Start of EXTRACTED RECORDS

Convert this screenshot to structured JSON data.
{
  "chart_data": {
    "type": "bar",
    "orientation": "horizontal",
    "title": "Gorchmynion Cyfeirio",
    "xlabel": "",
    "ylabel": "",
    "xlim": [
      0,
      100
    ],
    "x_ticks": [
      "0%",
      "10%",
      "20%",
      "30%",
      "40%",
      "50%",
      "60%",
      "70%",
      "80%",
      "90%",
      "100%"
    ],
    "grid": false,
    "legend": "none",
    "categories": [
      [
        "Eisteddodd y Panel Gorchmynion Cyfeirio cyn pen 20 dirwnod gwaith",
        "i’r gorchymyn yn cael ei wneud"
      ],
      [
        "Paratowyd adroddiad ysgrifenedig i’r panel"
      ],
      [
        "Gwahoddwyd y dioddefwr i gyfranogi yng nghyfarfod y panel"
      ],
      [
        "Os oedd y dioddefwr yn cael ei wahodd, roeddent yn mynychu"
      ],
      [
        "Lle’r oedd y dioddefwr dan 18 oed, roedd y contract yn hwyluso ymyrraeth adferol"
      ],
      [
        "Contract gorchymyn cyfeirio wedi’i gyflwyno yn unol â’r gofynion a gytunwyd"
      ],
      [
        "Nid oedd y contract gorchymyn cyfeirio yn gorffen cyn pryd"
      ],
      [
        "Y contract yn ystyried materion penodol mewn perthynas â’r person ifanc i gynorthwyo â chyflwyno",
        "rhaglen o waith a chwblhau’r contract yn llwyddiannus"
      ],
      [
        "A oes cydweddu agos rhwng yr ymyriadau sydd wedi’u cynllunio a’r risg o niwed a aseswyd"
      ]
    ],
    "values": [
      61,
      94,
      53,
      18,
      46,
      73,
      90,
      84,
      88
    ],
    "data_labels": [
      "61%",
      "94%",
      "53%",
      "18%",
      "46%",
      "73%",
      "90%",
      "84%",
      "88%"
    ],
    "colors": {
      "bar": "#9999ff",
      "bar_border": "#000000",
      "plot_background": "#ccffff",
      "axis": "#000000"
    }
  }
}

End of EXTRACTED RECORDS

Quote the data above in full, changing nothing.

Convert this screenshot to structured JSON data.
{
  "chart_data": {
    "type": "bar",
    "orientation": "horizontal",
    "title": "Gorchmynion Cyfeirio",
    "xlabel": "",
    "ylabel": "",
    "xlim": [
      0,
      100
    ],
    "x_ticks": [
      "0%",
      "10%",
      "20%",
      "30%",
      "40%",
      "50%",
      "60%",
      "70%",
      "80%",
      "90%",
      "100%"
    ],
    "grid": false,
    "legend": "none",
    "categories": [
      [
        "Eisteddodd y Panel Gorchmynion Cyfeirio cyn pen 20 dirwnod gwaith",
        "i’r gorchymyn yn cael ei wneud"
      ],
      [
        "Paratowyd adroddiad ysgrifenedig i’r panel"
      ],
      [
        "Gwahoddwyd y dioddefwr i gyfranogi yng nghyfarfod y panel"
      ],
      [
        "Os oedd y dioddefwr yn cael ei wahodd, roeddent yn mynychu"
      ],
      [
        "Lle’r oedd y dioddefwr dan 18 oed, roedd y contract yn hwyluso ymyrraeth adferol"
      ],
      [
        "Contract gorchymyn cyfeirio wedi’i gyflwyno yn unol â’r gofynion a gytunwyd"
      ],
      [
        "Nid oedd y contract gorchymyn cyfeirio yn gorffen cyn pryd"
      ],
      [
        "Y contract yn ystyried materion penodol mewn perthynas â’r person ifanc i gynorthwyo â chyflwyno",
        "rhaglen o waith a chwblhau’r contract yn llwyddiannus"
      ],
      [
        "A oes cydweddu agos rhwng yr ymyriadau sydd wedi’u cynllunio a’r risg o niwed a aseswyd"
      ]
    ],
    "values": [
      61,
      94,
      53,
      18,
      46,
      73,
      90,
      84,
      88
    ],
    "data_labels": [
      "61%",
      "94%",
      "53%",
      "18%",
      "46%",
      "73%",
      "90%",
      "84%",
      "88%"
    ],
    "colors": {
      "bar": "#9999ff",
      "bar_border": "#000000",
      "plot_background": "#ccffff",
      "axis": "#000000"
    }
  }
}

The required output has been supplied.